* **Exercise task**
Retype the items below word for word, from the first line through the line containing "277, 574, 294]", including that line.

Coordinate annotation records:
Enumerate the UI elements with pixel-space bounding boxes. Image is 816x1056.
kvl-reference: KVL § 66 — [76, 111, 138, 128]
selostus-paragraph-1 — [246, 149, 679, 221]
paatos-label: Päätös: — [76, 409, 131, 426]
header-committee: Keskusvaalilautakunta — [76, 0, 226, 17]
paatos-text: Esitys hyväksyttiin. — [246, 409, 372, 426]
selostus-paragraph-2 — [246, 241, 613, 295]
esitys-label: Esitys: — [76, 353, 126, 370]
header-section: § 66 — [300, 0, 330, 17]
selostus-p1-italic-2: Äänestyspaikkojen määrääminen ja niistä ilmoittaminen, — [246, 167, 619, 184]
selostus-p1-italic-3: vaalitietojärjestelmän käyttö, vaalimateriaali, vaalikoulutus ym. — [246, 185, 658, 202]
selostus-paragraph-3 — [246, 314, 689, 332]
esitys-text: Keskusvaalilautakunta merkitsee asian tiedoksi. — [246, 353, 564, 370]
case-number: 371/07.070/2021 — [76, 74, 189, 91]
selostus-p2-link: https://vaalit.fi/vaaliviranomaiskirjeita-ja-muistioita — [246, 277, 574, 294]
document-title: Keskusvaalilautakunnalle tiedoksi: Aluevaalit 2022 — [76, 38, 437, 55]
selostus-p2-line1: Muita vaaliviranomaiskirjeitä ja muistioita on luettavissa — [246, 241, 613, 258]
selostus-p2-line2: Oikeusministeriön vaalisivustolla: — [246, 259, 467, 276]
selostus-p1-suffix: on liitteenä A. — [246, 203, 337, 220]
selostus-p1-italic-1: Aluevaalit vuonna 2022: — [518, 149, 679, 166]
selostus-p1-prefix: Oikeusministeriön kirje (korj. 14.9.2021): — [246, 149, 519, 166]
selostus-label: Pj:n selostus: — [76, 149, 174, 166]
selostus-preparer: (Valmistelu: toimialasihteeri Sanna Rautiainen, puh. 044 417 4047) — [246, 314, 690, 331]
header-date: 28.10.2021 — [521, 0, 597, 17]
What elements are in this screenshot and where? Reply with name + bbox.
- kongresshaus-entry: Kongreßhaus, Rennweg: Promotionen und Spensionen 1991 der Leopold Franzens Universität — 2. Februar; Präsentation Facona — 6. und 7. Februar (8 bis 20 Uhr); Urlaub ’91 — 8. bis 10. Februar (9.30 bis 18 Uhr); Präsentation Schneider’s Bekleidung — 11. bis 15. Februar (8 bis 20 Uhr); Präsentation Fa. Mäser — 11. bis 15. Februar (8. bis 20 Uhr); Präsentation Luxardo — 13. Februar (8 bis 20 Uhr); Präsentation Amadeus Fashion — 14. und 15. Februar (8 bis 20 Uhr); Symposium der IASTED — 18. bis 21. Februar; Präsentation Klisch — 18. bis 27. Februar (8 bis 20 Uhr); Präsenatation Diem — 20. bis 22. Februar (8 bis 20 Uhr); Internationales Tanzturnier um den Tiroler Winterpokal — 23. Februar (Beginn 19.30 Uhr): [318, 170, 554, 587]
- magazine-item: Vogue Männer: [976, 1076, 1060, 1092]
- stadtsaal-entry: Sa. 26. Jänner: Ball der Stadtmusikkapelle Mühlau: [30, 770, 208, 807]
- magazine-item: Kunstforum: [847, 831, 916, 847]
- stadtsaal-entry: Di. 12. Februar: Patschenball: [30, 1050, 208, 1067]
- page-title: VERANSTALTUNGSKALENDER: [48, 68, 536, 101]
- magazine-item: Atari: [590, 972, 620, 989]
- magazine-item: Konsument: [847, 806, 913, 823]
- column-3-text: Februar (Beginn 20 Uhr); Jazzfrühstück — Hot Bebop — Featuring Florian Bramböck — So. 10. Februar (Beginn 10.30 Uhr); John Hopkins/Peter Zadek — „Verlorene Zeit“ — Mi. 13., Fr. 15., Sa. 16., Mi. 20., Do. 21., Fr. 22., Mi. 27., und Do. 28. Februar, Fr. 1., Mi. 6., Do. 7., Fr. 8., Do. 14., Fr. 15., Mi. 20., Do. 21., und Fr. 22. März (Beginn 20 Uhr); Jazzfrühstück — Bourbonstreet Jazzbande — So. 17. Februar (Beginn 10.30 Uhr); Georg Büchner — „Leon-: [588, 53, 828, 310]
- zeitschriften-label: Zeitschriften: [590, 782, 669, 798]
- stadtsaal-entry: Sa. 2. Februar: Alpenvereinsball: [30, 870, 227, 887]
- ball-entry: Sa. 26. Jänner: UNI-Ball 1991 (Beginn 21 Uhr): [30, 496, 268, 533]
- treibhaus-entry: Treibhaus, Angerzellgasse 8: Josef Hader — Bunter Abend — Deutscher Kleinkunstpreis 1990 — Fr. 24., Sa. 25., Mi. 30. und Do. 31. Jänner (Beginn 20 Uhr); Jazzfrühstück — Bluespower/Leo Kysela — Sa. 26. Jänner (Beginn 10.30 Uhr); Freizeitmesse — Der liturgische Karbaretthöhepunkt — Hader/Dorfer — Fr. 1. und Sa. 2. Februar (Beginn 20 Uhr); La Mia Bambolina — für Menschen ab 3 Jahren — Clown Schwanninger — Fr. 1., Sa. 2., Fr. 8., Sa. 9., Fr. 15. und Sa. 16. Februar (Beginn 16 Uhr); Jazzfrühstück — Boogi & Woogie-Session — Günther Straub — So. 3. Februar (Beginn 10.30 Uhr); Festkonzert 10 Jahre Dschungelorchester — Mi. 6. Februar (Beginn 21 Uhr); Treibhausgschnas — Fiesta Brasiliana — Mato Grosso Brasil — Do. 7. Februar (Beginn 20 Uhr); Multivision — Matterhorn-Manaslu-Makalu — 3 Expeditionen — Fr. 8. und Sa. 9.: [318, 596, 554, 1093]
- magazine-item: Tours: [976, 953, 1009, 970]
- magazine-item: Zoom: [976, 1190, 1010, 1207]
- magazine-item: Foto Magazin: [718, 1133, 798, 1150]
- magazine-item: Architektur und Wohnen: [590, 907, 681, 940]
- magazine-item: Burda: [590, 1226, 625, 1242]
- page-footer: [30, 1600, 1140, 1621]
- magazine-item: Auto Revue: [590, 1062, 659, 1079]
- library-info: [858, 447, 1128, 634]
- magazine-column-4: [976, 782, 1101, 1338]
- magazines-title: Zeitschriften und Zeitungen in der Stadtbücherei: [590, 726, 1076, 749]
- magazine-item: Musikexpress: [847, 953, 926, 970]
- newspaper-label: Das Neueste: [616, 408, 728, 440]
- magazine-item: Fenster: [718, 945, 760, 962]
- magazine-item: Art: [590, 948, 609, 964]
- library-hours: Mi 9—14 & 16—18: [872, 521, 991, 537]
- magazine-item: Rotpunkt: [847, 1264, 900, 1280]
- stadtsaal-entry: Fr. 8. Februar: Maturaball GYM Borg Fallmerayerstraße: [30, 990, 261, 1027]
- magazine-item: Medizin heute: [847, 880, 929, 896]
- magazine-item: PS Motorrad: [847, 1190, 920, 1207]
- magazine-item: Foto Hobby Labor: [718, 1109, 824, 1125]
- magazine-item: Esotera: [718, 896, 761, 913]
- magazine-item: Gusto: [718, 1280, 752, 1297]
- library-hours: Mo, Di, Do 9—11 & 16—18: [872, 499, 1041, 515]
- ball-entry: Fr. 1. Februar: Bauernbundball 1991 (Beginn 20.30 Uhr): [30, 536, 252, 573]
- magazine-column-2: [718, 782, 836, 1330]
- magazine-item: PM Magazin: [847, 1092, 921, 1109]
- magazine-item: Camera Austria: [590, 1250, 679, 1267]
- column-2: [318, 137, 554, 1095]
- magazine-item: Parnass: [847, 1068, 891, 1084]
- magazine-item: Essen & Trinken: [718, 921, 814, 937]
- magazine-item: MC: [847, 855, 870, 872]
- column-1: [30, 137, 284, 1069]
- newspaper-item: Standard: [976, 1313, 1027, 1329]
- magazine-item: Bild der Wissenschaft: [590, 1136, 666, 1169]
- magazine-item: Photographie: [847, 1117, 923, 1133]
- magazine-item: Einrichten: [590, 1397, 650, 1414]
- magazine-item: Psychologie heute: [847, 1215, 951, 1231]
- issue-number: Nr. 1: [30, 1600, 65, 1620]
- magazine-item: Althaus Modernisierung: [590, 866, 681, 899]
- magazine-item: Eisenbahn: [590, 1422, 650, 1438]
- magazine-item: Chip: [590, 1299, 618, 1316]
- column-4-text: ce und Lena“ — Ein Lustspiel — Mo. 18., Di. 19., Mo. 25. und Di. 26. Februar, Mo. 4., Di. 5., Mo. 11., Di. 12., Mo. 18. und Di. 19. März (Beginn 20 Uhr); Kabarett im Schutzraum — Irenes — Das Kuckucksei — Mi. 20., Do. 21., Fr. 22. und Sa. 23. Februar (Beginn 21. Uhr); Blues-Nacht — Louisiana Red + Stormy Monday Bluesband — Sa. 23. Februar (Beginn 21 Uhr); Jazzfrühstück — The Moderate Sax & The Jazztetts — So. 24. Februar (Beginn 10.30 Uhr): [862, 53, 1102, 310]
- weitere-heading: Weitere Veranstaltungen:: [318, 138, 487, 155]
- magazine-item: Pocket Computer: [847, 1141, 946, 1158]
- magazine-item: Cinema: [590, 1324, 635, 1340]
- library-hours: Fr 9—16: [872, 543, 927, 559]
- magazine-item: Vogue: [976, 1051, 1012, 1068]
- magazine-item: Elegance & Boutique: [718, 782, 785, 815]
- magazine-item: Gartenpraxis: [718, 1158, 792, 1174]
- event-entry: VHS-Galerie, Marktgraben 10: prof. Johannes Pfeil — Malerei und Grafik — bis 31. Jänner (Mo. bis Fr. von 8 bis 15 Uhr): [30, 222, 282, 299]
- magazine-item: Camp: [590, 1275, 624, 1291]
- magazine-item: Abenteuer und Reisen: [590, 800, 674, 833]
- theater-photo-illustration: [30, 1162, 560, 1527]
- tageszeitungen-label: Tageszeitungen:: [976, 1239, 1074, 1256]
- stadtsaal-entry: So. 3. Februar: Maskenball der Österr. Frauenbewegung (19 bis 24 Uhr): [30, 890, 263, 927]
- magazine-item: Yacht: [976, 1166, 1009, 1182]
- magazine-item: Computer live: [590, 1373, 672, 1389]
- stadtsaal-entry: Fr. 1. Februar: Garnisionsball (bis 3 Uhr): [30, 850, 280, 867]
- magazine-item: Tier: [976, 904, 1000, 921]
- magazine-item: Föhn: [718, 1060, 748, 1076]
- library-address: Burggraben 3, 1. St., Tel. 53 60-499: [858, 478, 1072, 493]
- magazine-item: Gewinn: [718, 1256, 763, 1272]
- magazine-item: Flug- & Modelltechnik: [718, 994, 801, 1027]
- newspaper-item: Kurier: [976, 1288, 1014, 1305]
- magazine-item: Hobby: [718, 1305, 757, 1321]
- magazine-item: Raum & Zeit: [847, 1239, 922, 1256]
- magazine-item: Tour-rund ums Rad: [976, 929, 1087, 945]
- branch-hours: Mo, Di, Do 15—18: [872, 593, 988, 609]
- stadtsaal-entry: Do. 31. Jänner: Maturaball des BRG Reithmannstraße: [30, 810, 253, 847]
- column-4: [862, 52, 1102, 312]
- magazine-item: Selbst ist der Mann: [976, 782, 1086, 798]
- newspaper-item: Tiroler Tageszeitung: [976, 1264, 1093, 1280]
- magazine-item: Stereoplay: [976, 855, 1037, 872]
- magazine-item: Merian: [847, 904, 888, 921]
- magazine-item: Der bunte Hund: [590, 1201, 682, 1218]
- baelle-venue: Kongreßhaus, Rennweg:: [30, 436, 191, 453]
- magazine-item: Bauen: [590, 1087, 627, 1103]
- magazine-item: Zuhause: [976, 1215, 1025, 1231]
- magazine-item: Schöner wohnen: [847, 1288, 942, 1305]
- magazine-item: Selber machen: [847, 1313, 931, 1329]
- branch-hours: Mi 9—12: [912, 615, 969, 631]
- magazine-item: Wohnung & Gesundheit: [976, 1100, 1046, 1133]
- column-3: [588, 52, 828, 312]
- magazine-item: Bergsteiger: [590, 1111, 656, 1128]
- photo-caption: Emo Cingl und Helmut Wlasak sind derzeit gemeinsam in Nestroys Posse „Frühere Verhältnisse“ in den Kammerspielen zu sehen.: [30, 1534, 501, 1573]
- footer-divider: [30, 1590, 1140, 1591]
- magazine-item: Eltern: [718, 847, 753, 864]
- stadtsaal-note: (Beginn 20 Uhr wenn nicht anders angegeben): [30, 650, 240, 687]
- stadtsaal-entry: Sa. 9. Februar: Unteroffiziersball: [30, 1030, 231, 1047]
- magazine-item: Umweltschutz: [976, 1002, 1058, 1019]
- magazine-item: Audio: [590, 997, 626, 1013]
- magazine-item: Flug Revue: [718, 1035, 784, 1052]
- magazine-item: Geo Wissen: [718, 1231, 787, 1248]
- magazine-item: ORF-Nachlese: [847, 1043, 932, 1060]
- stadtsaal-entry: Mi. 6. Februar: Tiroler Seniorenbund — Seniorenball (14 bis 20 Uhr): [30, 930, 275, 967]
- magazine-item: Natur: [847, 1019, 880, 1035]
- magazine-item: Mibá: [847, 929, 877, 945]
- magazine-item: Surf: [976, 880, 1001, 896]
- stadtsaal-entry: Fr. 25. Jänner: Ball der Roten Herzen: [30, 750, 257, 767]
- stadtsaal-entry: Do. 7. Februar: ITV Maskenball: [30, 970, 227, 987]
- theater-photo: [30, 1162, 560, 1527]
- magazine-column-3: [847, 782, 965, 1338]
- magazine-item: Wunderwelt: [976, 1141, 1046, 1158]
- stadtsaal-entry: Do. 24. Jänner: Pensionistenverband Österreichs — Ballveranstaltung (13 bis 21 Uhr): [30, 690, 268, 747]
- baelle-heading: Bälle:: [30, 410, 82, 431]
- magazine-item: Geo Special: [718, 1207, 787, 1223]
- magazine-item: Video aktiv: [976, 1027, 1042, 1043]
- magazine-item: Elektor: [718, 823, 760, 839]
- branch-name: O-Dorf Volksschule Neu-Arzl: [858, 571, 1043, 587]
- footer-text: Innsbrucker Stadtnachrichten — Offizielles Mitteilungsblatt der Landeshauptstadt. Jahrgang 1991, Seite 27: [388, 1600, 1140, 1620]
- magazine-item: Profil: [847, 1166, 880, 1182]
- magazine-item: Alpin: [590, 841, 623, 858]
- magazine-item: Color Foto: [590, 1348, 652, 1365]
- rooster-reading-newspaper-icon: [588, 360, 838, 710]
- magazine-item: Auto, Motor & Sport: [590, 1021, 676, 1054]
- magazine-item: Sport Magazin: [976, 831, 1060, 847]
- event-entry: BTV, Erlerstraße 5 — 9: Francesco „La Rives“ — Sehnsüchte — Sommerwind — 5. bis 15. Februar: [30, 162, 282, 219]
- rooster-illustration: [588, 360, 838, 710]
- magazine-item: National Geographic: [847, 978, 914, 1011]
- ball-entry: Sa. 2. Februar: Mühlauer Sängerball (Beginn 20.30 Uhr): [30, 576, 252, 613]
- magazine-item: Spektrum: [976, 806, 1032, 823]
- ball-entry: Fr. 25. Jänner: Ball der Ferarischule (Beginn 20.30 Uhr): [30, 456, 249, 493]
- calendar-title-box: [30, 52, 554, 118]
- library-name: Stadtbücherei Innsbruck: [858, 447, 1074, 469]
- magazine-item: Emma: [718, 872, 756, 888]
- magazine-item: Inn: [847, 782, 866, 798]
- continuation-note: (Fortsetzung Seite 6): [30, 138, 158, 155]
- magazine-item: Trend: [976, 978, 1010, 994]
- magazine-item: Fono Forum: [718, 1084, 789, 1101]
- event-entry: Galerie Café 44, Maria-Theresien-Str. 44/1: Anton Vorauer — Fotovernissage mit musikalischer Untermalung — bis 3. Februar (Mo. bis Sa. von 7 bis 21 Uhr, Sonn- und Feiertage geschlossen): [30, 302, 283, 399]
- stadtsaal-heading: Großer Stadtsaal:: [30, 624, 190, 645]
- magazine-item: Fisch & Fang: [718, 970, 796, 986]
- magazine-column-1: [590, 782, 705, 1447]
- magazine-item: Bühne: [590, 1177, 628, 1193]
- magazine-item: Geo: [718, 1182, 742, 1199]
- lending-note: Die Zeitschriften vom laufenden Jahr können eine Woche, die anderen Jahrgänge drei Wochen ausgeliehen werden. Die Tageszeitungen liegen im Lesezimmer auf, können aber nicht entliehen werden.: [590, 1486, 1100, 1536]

* **Result of this exercise**
Enumerate the UI elements with pixel-space bounding boxes. Image is 816x1056.
kvl-reference: KVL § 66 — [76, 111, 138, 128]
selostus-paragraph-1 — [246, 149, 679, 221]
paatos-label: Päätös: — [76, 409, 131, 426]
header-committee: Keskusvaalilautakunta — [76, 0, 226, 17]
paatos-text: Esitys hyväksyttiin. — [246, 409, 372, 426]
selostus-paragraph-2 — [246, 241, 613, 295]
esitys-label: Esitys: — [76, 353, 126, 370]
header-section: § 66 — [300, 0, 330, 17]
selostus-p1-italic-2: Äänestyspaikkojen määrääminen ja niistä ilmoittaminen, — [246, 167, 619, 184]
selostus-p1-italic-3: vaalitietojärjestelmän käyttö, vaalimateriaali, vaalikoulutus ym. — [246, 185, 658, 202]
selostus-paragraph-3 — [246, 314, 689, 332]
esitys-text: Keskusvaalilautakunta merkitsee asian tiedoksi. — [246, 353, 564, 370]
case-number: 371/07.070/2021 — [76, 74, 189, 91]
selostus-p2-link: https://vaalit.fi/vaaliviranomaiskirjeita-ja-muistioita — [246, 277, 574, 294]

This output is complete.